Stored items:
• • • •
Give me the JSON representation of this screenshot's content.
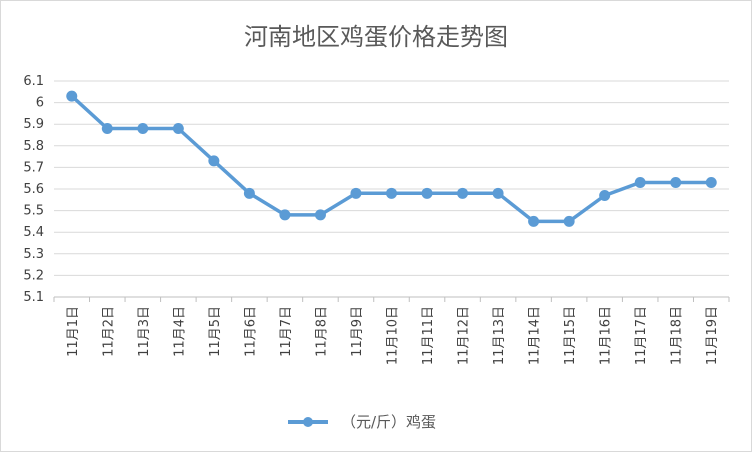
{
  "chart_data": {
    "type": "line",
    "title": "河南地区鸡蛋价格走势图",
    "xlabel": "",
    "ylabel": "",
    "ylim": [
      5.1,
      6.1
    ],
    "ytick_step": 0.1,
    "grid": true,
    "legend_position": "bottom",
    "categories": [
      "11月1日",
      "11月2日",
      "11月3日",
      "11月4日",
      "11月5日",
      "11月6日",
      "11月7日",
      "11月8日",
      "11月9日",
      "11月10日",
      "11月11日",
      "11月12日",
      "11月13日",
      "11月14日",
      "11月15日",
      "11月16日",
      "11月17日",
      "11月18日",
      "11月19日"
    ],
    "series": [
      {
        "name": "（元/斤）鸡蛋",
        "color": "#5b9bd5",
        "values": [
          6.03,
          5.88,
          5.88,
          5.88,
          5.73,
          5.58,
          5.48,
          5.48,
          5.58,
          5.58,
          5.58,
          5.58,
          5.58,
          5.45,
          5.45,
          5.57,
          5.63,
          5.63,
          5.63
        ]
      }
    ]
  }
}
• • • •
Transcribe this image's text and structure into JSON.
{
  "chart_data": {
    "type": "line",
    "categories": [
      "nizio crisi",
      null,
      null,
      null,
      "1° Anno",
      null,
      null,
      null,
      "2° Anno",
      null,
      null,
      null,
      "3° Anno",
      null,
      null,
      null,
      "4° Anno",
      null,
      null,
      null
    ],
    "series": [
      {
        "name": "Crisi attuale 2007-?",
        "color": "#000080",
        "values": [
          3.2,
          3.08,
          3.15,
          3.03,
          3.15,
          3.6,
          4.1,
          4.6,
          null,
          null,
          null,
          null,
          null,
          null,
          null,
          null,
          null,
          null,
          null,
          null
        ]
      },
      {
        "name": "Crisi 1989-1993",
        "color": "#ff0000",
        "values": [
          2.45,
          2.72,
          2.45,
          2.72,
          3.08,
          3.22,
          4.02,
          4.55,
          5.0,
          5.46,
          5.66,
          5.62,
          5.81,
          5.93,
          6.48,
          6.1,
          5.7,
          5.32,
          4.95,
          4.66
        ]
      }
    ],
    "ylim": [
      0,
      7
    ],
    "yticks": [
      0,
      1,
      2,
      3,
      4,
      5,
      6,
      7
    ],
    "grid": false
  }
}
• • • •
Find all lines where the word "JSON" appears. Copy them.

Reply to the exercise -
Give me the JSON representation of this screenshot's content.
Transcribe this image's text and structure into JSON.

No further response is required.